— START Task data —

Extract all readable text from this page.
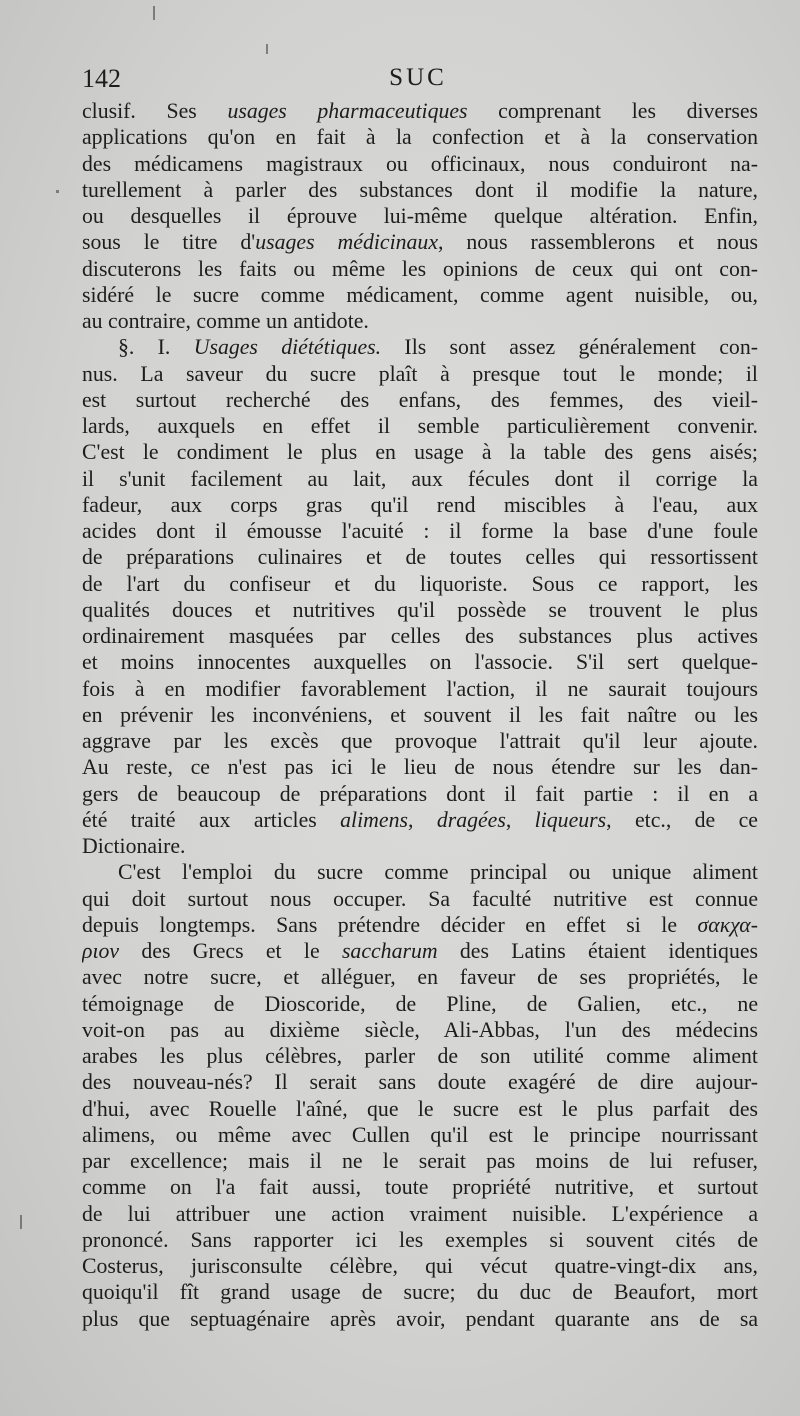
142	SUC
clusif. Ses usages pharmaceutiques comprenant les diverses
applications qu'on en fait à la confection et à la conservation
des médicamens magistraux ou officinaux, nous conduiront na-
turellement à parler des substances dont il modifie la nature,
ou desquelles il éprouve lui-même quelque altération. Enfin,
sous le titre d'usages médicinaux, nous rassemblerons et nous
discuterons les faits ou même les opinions de ceux qui ont con-
sidéré le sucre comme médicament, comme agent nuisible, ou,
au contraire, comme un antidote.
§. I. Usages diététiques. Ils sont assez généralement con-
nus. La saveur du sucre plaît à presque tout le monde; il
est surtout recherché des enfans, des femmes, des vieil-
lards, auxquels en effet il semble particulièrement convenir.
C'est le condiment le plus en usage à la table des gens aisés;
il s'unit facilement au lait, aux fécules dont il corrige la
fadeur, aux corps gras qu'il rend miscibles à l'eau, aux
acides dont il émousse l'acuité : il forme la base d'une foule
de préparations culinaires et de toutes celles qui ressortissent
de l'art du confiseur et du liquoriste. Sous ce rapport, les
qualités douces et nutritives qu'il possède se trouvent le plus
ordinairement masquées par celles des substances plus actives
et moins innocentes auxquelles on l'associe. S'il sert quelque-
fois à en modifier favorablement l'action, il ne saurait toujours
en prévenir les inconvéniens, et souvent il les fait naître ou les
aggrave par les excès que provoque l'attrait qu'il leur ajoute.
Au reste, ce n'est pas ici le lieu de nous étendre sur les dan-
gers de beaucoup de préparations dont il fait partie : il en a
été traité aux articles alimens, dragées, liqueurs, etc., de ce
Dictionaire.
C'est l'emploi du sucre comme principal ou unique aliment
qui doit surtout nous occuper. Sa faculté nutritive est connue
depuis longtemps. Sans prétendre décider en effet si le σακχα-
ριον des Grecs et le saccharum des Latins étaient identiques
avec notre sucre, et alléguer, en faveur de ses propriétés, le
témoignage de Dioscoride, de Pline, de Galien, etc., ne
voit-on pas au dixième siècle, Ali-Abbas, l'un des médecins
arabes les plus célèbres, parler de son utilité comme aliment
des nouveau-nés? Il serait sans doute exagéré de dire aujour-
d'hui, avec Rouelle l'aîné, que le sucre est le plus parfait des
alimens, ou même avec Cullen qu'il est le principe nourrissant
par excellence; mais il ne le serait pas moins de lui refuser,
comme on l'a fait aussi, toute propriété nutritive, et surtout
de lui attribuer une action vraiment nuisible. L'expérience a
prononcé. Sans rapporter ici les exemples si souvent cités de
Costerus, jurisconsulte célèbre, qui vécut quatre-vingt-dix ans,
quoiqu'il fît grand usage de sucre; du duc de Beaufort, mort
plus que septuagénaire après avoir, pendant quarante ans de sa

— END Task data —

What the task asks: Show all lines in the entries above where the string "action" appears.

Result:
fois à en modifier favorablement l'action, il ne saurait toujours
de lui attribuer une action vraiment nuisible. L'expérience a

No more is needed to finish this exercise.